#### Aim of the exercise
Filter the records below for the word "name". Copy each line that holds it.

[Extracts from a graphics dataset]
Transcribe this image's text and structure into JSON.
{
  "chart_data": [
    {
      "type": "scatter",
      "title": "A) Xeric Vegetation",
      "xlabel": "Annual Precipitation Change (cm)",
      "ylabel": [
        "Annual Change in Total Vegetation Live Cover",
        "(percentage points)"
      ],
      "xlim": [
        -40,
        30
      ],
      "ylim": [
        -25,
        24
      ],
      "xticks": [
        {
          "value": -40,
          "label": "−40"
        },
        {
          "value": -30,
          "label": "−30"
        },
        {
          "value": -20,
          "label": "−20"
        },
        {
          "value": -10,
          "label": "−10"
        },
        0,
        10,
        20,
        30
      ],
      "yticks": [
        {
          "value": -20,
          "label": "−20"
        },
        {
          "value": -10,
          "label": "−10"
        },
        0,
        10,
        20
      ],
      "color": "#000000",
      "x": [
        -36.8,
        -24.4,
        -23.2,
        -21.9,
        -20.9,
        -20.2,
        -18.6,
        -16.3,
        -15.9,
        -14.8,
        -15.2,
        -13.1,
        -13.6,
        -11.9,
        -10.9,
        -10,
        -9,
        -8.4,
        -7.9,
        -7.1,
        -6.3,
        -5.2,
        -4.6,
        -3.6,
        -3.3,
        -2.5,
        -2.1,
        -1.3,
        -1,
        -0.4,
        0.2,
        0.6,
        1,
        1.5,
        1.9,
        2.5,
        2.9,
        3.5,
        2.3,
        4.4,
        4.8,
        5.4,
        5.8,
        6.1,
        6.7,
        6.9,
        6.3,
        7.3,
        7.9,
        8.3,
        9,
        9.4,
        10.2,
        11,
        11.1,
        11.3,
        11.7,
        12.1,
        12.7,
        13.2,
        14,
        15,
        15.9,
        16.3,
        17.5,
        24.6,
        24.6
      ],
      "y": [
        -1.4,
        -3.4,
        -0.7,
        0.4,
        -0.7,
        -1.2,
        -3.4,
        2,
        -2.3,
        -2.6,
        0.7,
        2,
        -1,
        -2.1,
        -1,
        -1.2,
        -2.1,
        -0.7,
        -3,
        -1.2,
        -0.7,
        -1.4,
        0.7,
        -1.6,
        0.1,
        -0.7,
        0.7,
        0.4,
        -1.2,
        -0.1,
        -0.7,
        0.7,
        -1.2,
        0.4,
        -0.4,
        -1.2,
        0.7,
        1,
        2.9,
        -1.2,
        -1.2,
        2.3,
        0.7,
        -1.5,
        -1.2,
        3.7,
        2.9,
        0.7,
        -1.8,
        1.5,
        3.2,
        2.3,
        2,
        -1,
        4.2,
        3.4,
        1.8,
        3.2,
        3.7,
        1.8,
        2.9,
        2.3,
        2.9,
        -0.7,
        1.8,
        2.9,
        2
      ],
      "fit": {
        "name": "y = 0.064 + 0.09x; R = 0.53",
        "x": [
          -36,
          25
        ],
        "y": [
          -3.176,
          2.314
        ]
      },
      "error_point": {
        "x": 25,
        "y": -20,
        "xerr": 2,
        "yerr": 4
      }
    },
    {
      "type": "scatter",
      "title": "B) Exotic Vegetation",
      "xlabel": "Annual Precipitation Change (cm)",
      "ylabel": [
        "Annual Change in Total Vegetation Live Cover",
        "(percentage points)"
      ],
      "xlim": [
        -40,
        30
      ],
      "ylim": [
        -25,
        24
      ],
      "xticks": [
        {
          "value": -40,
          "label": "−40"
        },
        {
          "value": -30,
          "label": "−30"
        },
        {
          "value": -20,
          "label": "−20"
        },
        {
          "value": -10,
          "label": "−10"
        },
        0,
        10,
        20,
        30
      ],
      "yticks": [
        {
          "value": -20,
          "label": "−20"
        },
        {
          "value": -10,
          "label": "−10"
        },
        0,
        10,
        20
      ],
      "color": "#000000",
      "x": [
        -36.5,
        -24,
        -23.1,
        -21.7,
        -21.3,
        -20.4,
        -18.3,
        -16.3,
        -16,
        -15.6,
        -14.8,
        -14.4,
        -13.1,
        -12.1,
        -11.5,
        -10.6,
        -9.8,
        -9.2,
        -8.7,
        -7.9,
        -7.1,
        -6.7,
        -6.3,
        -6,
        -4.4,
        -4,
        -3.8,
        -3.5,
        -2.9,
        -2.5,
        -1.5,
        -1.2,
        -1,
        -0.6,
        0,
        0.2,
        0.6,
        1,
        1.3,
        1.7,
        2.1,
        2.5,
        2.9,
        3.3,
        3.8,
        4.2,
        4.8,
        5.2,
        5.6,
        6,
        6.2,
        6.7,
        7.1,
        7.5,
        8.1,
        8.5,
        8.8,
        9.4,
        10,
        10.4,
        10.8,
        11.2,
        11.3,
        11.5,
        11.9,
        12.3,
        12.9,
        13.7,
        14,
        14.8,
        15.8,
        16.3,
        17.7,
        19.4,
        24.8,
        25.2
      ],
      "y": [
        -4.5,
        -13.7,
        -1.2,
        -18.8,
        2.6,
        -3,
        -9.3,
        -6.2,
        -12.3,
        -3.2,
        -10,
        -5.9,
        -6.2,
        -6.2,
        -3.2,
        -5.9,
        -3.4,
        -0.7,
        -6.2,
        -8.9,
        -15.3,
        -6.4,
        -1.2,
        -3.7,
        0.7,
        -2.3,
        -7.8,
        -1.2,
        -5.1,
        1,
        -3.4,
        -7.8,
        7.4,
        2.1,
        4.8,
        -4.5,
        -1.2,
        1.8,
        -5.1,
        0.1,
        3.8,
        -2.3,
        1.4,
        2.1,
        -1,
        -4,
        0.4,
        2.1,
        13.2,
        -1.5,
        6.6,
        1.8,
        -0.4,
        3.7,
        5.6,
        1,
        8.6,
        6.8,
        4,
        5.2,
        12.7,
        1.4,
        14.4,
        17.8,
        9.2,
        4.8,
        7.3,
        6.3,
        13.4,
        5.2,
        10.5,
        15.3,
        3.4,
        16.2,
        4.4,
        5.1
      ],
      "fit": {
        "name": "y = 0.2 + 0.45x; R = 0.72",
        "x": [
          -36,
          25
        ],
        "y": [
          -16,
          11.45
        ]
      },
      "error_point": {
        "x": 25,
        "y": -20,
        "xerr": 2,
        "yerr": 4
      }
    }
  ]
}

#### Exercise output
        "name": "y = 0.064 + 0.09x; R = 0.53",
        "name": "y = 0.2 + 0.45x; R = 0.72",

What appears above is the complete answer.